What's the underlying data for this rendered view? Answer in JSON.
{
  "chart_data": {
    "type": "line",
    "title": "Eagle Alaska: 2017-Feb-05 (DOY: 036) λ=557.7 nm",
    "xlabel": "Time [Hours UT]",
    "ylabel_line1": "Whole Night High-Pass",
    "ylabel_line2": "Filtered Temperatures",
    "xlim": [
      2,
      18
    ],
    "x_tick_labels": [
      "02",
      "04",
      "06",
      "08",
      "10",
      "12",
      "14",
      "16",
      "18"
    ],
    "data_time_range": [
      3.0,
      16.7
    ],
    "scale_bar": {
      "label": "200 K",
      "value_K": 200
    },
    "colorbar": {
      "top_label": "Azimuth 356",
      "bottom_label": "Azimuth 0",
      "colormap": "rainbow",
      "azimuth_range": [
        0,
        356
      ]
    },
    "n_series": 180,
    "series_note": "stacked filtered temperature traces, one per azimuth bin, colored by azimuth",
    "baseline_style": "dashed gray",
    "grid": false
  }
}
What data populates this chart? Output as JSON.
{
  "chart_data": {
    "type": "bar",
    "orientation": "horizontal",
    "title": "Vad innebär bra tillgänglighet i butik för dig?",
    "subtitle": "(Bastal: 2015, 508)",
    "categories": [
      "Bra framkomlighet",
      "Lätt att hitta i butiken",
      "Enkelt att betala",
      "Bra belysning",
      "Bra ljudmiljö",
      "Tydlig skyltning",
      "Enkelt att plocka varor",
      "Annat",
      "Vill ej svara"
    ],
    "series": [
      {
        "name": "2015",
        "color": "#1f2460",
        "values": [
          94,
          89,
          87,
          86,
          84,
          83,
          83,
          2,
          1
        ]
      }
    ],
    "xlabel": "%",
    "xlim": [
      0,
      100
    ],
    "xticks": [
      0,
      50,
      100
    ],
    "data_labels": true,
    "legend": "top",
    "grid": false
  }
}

(Problem to work on) Copy out all of the lines above exactly.

(Solution to this problem)
What's the underlying data for this rendered view? Answer in JSON.
{
  "chart_data": {
    "type": "line",
    "title": "Eagle Alaska: 2017-Feb-05 (DOY: 036) λ=557.7 nm",
    "xlabel": "Time [Hours UT]",
    "ylabel_line1": "Whole Night High-Pass",
    "ylabel_line2": "Filtered Temperatures",
    "xlim": [
      2,
      18
    ],
    "x_tick_labels": [
      "02",
      "04",
      "06",
      "08",
      "10",
      "12",
      "14",
      "16",
      "18"
    ],
    "data_time_range": [
      3.0,
      16.7
    ],
    "scale_bar": {
      "label": "200 K",
      "value_K": 200
    },
    "colorbar": {
      "top_label": "Azimuth 356",
      "bottom_label": "Azimuth 0",
      "colormap": "rainbow",
      "azimuth_range": [
        0,
        356
      ]
    },
    "n_series": 180,
    "series_note": "stacked filtered temperature traces, one per azimuth bin, colored by azimuth",
    "baseline_style": "dashed gray",
    "grid": false
  }
}
What data populates this chart? Output as JSON.
{
  "chart_data": {
    "type": "bar",
    "orientation": "horizontal",
    "title": "Vad innebär bra tillgänglighet i butik för dig?",
    "subtitle": "(Bastal: 2015, 508)",
    "categories": [
      "Bra framkomlighet",
      "Lätt att hitta i butiken",
      "Enkelt att betala",
      "Bra belysning",
      "Bra ljudmiljö",
      "Tydlig skyltning",
      "Enkelt att plocka varor",
      "Annat",
      "Vill ej svara"
    ],
    "series": [
      {
        "name": "2015",
        "color": "#1f2460",
        "values": [
          94,
          89,
          87,
          86,
          84,
          83,
          83,
          2,
          1
        ]
      }
    ],
    "xlabel": "%",
    "xlim": [
      0,
      100
    ],
    "xticks": [
      0,
      50,
      100
    ],
    "data_labels": true,
    "legend": "top",
    "grid": false
  }
}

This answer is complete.